::: Document segment

- Born: Lathan Williams 1975 (age 50–51) Vallejo, California, U.S.
- Genres: West Coast hip hop, Gangsta rap
- Occupation: Rapper
- Years active: 1994–2004

= Young Lay =

American rapper

Lathan Williams (born 1975 in Vallejo, California), better known by his stage name Young Lay, is a San Francisco Bay Area-based gangsta rapper.

He has worked with artists such as label mate Ray Luv, Tupac Shakur and Mac Dre.

Young Lay was becoming popular when a 1995 attempt was made on his life when he was shot in the head while stopped at a Vallejo traffic light as a passenger in a friend's car. Although critically injured, Young Lay survived and went on to resume rapping after extensive therapy for brain damage in which he had to learn to speak again.

On May 17, 1996, Young Lay's infant son Le-Zhan Williams was kidnapped when two teenage girls entered the home of Daphne Boyden, the rapper's 17-year-old girlfriend and mother to his newborn son, killed her, abducted the infant, and set the home on fire in an attempt to cover up the crime. The case went unsolved for 6 years, and was featured on the television shows America's Most Wanted and Unsolved Mysteries.

::::::
::: Record set

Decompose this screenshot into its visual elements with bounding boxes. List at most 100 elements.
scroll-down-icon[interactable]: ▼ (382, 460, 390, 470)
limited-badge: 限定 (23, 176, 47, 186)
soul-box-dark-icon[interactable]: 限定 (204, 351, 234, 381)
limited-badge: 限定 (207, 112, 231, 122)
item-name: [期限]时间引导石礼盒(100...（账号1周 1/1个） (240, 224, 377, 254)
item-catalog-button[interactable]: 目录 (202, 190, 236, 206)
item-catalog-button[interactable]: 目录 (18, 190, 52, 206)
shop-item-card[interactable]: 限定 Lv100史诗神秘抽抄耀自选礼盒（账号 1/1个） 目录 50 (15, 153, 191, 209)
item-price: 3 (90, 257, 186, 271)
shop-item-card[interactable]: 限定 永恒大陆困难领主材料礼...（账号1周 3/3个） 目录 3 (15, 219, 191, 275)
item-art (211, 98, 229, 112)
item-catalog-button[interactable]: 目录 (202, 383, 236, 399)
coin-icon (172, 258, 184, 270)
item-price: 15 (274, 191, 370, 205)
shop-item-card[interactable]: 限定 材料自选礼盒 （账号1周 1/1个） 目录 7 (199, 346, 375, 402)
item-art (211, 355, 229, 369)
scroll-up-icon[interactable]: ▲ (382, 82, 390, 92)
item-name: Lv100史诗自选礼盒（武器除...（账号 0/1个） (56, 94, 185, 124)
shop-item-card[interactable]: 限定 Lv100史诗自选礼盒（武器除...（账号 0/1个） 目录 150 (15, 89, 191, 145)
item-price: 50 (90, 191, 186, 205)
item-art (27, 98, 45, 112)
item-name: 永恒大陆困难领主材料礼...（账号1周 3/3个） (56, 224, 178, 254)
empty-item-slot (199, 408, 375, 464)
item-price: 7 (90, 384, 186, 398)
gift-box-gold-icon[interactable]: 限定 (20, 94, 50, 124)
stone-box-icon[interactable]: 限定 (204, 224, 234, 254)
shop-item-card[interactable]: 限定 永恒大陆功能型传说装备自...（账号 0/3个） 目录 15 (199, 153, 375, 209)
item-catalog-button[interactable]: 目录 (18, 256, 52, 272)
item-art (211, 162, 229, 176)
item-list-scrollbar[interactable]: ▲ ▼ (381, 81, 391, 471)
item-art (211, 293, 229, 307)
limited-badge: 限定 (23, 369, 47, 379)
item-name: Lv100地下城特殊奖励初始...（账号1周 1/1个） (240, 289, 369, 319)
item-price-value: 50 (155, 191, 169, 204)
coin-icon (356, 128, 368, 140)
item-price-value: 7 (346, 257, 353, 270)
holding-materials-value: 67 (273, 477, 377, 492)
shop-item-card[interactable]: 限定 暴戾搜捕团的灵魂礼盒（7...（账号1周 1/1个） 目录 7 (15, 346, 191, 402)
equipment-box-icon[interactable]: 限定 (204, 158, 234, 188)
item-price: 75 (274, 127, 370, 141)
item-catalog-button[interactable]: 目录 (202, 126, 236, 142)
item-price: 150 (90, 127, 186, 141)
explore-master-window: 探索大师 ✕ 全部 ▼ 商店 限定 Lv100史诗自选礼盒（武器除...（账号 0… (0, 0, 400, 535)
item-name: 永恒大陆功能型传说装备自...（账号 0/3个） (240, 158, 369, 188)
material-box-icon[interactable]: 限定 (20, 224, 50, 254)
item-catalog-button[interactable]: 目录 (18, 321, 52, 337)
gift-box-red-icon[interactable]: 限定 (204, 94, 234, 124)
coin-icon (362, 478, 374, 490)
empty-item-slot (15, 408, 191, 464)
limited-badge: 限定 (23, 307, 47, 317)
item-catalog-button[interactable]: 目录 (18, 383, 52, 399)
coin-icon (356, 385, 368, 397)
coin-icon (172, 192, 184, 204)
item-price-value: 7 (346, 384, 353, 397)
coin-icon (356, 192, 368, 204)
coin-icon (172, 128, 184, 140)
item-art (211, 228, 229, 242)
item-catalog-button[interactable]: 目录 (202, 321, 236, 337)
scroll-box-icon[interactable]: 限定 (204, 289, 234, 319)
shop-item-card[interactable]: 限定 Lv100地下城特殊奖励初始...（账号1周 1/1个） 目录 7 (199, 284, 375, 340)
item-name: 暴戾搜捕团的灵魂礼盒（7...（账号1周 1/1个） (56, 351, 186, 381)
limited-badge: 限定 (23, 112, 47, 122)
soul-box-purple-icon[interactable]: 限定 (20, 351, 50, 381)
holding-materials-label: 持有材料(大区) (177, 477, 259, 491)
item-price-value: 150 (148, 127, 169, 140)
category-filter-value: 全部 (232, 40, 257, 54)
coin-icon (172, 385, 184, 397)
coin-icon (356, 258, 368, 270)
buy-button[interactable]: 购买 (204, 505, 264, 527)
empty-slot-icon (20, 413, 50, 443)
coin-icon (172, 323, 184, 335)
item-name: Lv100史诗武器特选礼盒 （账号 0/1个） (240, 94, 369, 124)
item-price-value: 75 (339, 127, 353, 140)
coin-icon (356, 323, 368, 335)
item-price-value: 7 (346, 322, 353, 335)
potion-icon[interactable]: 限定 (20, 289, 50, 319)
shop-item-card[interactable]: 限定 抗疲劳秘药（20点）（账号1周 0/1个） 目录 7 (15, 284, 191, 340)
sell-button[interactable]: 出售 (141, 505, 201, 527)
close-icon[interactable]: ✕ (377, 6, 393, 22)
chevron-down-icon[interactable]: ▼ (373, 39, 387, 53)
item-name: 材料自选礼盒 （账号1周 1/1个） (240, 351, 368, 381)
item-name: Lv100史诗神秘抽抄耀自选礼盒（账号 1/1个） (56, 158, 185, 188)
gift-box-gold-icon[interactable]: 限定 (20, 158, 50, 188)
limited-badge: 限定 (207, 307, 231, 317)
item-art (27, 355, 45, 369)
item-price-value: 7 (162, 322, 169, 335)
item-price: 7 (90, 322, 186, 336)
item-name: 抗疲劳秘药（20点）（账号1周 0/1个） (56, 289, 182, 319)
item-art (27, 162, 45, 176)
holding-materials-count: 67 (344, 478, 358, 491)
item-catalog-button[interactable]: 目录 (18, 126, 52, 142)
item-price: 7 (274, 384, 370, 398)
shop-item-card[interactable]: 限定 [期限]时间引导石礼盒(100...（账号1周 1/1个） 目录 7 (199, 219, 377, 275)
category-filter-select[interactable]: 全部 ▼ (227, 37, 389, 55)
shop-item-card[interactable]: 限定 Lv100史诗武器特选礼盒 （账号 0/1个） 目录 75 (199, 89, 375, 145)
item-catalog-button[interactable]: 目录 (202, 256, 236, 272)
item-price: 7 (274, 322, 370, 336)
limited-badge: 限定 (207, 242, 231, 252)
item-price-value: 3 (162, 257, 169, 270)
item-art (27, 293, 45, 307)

::::::

* _Task instructions_
**a.** Name every person in the Young Lay article other than Young Lay himself.
**b.** Answer these from the Young Lay article:
(i) What years is he listed as active?
(ii) In what year was he shot in the head?
(iii) Which two television shows featured the case of his kidnapped son?
**c.** Extend the Young Lay article past its final paragraph.

* _Exercise responses_
**a.** Ray Luv, Tupac Shakur, Mac Dre, Le-Zhan Williams, Daphne Boyden

**b.**
(i) 1994–2004
(ii) 1995
(iii) America's Most Wanted and Unsolved Mysteries

**c.**
In November 2002 an anonymous tip called in to Vallejo police led to the arrest of Latasha Brown, one of the killers, who had been raising the abducted infant as her own, along with her mother, Delores Ann Brown, who was also arrested. They were still living in Vallejo, not far from where Daphne Boyden was murdered. Latasha Brown's cousin Ocianetta Williams was identified as the second teenage girl responsible for the murder and abduction and both were arrested by the Vallejo Police Department. The then 6-year-old Le-Zhan was reunited with family soon after their arrest.

Young Lay was sentenced to a 12-year prison sentence for a 1999 armed robbery. He was released from prison in 2010.

==Discography==

===Studio albums===
- Black 'N Dangerous (1996)
- Unsolved Mysteries (1998)
- Black 'N Dangerous: The Instrumentals (2007)

===Compilation albums===
- Young Lay Presents: Lifeline Original Soundtrack (2004)

===Remix albums===
- Don't Get It Twisted (2003)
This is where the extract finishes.